# Directive
From the line containing "Parse this screenshot: output" to the end of the data, retype every line exactly and nothing else. Drop the pictures.

(Raw records)
:::

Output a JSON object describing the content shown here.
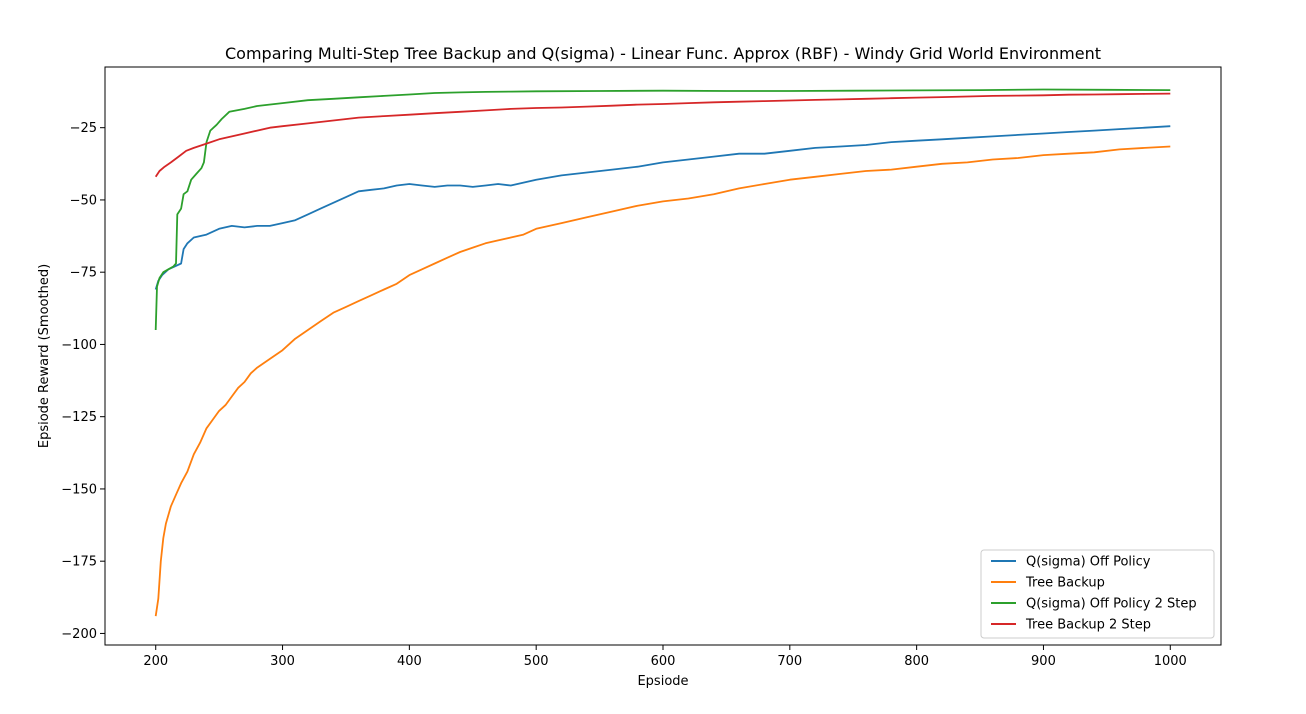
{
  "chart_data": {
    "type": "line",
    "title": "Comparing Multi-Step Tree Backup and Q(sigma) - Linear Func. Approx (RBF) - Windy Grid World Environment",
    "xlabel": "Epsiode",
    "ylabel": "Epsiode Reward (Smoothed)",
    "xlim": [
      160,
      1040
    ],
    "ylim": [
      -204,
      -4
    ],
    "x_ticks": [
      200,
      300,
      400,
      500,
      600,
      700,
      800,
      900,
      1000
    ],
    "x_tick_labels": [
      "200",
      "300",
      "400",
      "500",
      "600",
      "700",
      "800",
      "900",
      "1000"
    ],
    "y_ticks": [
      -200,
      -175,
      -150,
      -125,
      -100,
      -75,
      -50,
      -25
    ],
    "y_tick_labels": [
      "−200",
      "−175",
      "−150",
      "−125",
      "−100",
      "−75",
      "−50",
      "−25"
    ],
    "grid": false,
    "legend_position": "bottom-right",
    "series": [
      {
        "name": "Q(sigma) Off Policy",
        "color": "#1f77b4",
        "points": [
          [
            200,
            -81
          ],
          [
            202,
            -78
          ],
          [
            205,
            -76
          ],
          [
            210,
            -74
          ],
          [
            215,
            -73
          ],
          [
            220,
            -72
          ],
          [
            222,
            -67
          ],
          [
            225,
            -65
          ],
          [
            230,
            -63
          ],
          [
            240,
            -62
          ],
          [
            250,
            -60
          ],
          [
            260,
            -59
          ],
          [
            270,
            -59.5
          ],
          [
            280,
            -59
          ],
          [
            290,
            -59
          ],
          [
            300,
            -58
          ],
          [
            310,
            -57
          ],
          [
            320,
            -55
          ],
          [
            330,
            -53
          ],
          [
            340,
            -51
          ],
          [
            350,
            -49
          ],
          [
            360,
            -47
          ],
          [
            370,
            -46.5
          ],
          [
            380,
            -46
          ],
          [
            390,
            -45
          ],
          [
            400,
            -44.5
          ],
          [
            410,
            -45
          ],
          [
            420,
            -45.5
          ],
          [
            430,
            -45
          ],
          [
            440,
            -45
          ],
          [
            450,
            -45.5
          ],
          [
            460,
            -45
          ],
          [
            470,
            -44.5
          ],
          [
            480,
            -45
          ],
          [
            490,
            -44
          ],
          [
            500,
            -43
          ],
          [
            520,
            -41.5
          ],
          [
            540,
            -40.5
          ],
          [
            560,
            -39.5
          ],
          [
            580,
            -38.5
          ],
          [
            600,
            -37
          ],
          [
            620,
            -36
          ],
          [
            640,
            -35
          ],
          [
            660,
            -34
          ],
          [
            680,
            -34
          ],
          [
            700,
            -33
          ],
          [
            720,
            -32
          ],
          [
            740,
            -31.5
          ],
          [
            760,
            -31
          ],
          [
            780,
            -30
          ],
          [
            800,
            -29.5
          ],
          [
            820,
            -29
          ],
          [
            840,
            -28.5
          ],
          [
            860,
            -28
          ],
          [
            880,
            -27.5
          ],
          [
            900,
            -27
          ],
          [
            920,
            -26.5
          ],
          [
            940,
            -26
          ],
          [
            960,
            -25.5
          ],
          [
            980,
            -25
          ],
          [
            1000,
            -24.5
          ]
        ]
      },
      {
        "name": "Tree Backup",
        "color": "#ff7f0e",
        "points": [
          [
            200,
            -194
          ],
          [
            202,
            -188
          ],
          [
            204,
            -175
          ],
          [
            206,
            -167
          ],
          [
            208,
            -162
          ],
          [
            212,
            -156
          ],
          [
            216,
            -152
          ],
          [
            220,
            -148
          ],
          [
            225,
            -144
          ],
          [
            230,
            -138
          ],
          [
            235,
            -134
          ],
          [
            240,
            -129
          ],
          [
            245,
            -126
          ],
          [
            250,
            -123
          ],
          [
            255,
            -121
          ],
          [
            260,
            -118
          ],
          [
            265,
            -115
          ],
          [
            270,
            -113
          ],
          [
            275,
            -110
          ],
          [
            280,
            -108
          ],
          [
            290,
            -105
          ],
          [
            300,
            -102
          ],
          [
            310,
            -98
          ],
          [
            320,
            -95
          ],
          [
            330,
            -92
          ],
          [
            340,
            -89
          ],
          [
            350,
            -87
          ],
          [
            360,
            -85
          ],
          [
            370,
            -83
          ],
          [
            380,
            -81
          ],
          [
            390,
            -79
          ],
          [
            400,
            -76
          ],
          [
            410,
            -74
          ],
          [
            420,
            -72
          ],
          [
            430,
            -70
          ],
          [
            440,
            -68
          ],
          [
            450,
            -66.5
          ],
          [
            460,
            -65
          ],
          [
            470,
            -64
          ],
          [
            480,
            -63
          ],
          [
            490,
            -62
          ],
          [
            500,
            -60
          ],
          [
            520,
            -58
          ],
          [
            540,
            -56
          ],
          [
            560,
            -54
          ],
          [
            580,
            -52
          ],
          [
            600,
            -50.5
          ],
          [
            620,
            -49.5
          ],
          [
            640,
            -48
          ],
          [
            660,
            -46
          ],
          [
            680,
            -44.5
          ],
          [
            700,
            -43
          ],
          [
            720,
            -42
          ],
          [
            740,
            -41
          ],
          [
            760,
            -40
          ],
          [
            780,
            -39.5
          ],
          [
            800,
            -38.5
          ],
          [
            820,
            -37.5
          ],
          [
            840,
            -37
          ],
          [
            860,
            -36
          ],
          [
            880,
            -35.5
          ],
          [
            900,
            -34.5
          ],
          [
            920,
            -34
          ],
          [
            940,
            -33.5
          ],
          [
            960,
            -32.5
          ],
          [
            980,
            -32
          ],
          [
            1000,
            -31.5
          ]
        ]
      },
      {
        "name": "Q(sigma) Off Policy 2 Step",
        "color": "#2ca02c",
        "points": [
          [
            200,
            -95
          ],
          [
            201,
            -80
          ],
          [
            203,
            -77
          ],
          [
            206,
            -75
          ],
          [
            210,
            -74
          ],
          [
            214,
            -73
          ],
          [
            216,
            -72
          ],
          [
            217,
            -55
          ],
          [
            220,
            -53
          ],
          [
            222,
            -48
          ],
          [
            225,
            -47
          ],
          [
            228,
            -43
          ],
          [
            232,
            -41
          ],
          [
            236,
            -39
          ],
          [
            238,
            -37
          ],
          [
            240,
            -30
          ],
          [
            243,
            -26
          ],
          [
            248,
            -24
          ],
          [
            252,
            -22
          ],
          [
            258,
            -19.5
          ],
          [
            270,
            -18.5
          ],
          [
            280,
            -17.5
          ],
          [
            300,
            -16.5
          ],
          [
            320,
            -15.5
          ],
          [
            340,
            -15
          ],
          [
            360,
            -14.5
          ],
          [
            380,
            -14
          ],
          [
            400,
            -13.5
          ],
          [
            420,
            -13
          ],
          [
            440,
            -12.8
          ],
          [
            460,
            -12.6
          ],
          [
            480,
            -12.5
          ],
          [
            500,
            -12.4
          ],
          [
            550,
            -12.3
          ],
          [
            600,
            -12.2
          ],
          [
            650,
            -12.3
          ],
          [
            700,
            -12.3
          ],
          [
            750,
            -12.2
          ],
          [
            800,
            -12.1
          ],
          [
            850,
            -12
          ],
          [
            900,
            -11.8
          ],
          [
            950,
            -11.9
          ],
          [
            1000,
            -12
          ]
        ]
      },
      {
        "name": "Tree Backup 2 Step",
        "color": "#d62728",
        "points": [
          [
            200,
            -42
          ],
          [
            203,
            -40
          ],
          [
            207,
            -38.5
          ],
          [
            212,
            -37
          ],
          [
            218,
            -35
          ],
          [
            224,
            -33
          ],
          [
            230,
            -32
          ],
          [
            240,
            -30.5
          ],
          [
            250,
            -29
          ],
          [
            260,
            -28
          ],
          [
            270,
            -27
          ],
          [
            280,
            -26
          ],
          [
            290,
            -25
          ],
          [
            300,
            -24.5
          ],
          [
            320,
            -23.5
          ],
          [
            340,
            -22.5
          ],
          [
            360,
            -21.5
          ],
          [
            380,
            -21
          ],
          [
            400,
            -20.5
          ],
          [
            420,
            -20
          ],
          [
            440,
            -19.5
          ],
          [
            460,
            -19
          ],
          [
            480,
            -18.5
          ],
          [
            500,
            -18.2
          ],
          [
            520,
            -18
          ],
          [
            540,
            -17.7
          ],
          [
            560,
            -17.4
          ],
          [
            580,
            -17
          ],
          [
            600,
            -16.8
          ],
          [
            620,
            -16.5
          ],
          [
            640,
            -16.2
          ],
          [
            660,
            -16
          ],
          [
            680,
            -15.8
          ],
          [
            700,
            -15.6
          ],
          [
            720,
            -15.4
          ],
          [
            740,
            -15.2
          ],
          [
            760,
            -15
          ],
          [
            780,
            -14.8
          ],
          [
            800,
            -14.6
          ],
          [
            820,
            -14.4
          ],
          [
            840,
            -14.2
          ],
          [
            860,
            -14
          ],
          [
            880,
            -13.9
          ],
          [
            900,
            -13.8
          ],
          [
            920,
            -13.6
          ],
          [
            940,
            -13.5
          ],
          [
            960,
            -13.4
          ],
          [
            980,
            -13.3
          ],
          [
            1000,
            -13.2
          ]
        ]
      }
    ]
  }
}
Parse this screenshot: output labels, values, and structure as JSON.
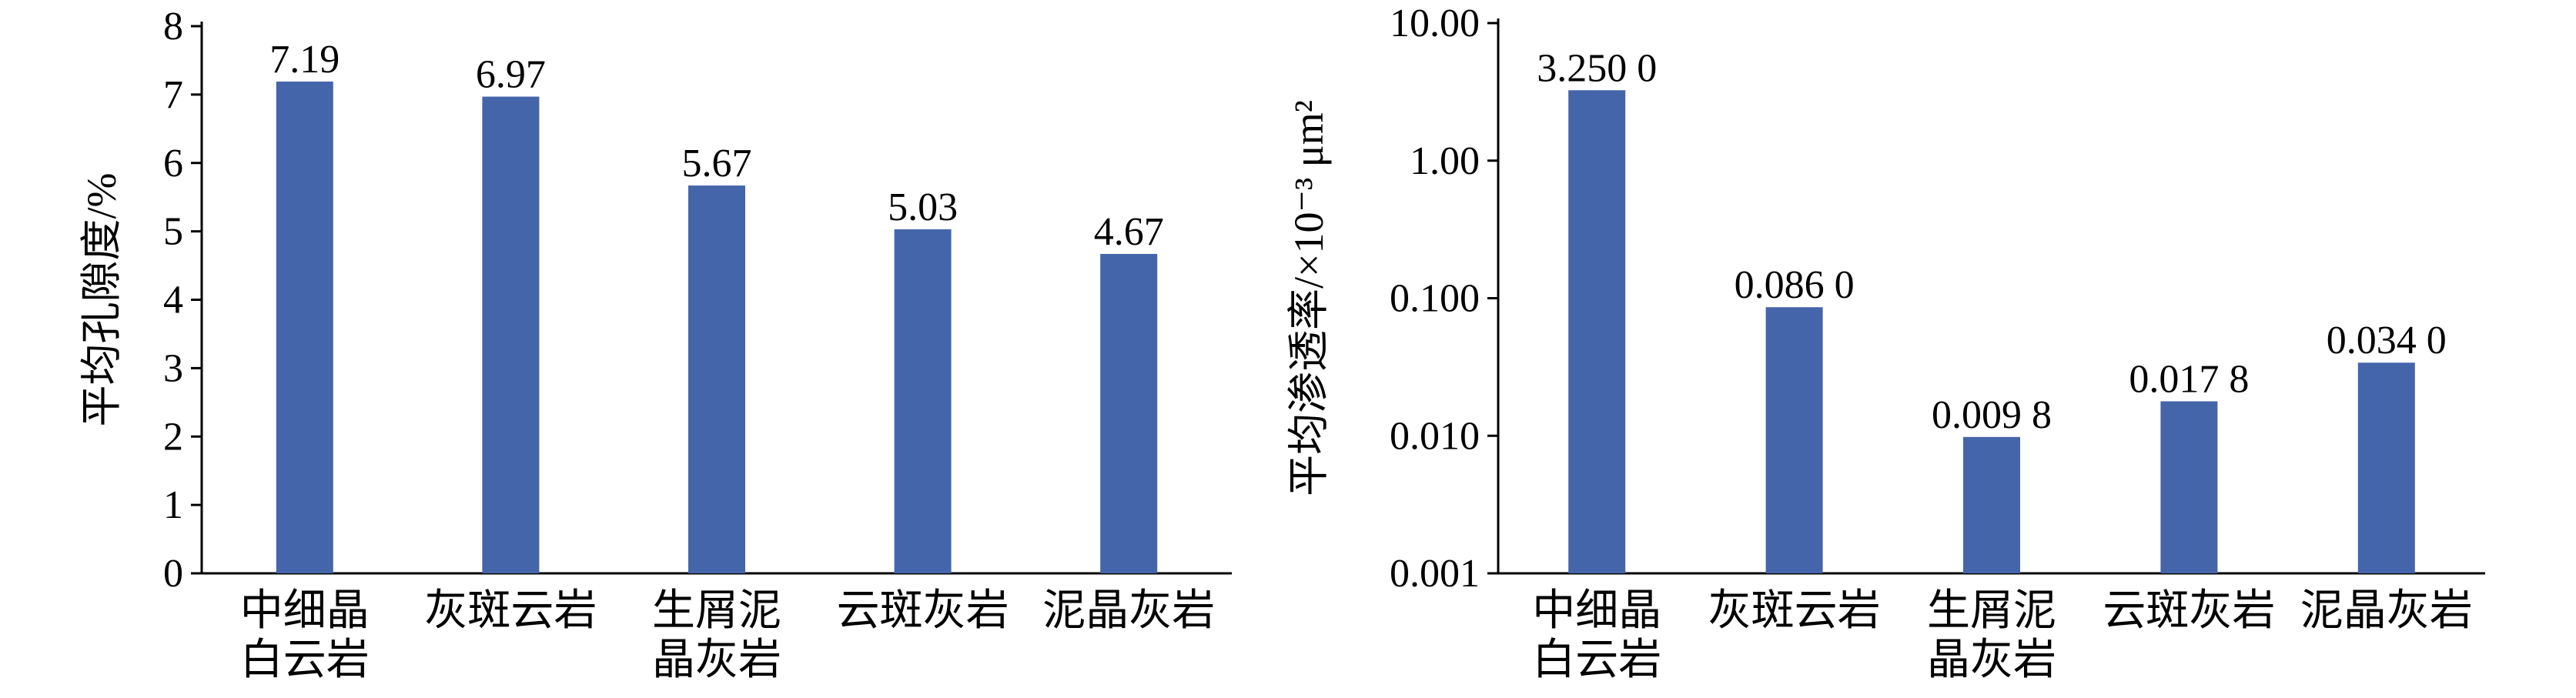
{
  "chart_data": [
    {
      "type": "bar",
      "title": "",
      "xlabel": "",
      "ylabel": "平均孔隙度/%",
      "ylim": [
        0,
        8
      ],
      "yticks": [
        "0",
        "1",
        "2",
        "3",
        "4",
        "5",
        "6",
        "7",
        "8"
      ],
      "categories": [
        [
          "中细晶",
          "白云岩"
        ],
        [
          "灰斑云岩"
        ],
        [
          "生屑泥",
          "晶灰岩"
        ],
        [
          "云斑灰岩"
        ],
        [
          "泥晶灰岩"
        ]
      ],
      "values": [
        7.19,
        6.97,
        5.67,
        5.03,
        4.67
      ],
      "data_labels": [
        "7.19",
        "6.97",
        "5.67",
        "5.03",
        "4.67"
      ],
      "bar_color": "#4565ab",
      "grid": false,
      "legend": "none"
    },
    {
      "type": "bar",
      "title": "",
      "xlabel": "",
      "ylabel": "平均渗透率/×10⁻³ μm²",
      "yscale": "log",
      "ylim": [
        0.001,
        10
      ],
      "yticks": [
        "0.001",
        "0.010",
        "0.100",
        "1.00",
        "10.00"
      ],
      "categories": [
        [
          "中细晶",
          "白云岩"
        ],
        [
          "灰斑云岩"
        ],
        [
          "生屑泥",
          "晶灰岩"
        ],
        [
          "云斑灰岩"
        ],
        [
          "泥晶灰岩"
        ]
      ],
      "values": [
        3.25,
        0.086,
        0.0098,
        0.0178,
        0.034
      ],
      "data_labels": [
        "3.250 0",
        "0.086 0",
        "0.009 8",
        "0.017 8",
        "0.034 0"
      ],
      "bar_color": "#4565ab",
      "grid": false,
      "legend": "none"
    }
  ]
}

:::

# Response to this task
Parse this screenshot: output labels, values, and structure as JSON.
{
  "chart_data": [
    {
      "type": "bar",
      "title": "",
      "xlabel": "",
      "ylabel": "平均孔隙度/%",
      "ylim": [
        0,
        8
      ],
      "yticks": [
        "0",
        "1",
        "2",
        "3",
        "4",
        "5",
        "6",
        "7",
        "8"
      ],
      "categories": [
        [
          "中细晶",
          "白云岩"
        ],
        [
          "灰斑云岩"
        ],
        [
          "生屑泥",
          "晶灰岩"
        ],
        [
          "云斑灰岩"
        ],
        [
          "泥晶灰岩"
        ]
      ],
      "values": [
        7.19,
        6.97,
        5.67,
        5.03,
        4.67
      ],
      "data_labels": [
        "7.19",
        "6.97",
        "5.67",
        "5.03",
        "4.67"
      ],
      "bar_color": "#4565ab",
      "grid": false,
      "legend": "none"
    },
    {
      "type": "bar",
      "title": "",
      "xlabel": "",
      "ylabel": "平均渗透率/×10⁻³ μm²",
      "yscale": "log",
      "ylim": [
        0.001,
        10
      ],
      "yticks": [
        "0.001",
        "0.010",
        "0.100",
        "1.00",
        "10.00"
      ],
      "categories": [
        [
          "中细晶",
          "白云岩"
        ],
        [
          "灰斑云岩"
        ],
        [
          "生屑泥",
          "晶灰岩"
        ],
        [
          "云斑灰岩"
        ],
        [
          "泥晶灰岩"
        ]
      ],
      "values": [
        3.25,
        0.086,
        0.0098,
        0.0178,
        0.034
      ],
      "data_labels": [
        "3.250 0",
        "0.086 0",
        "0.009 8",
        "0.017 8",
        "0.034 0"
      ],
      "bar_color": "#4565ab",
      "grid": false,
      "legend": "none"
    }
  ]
}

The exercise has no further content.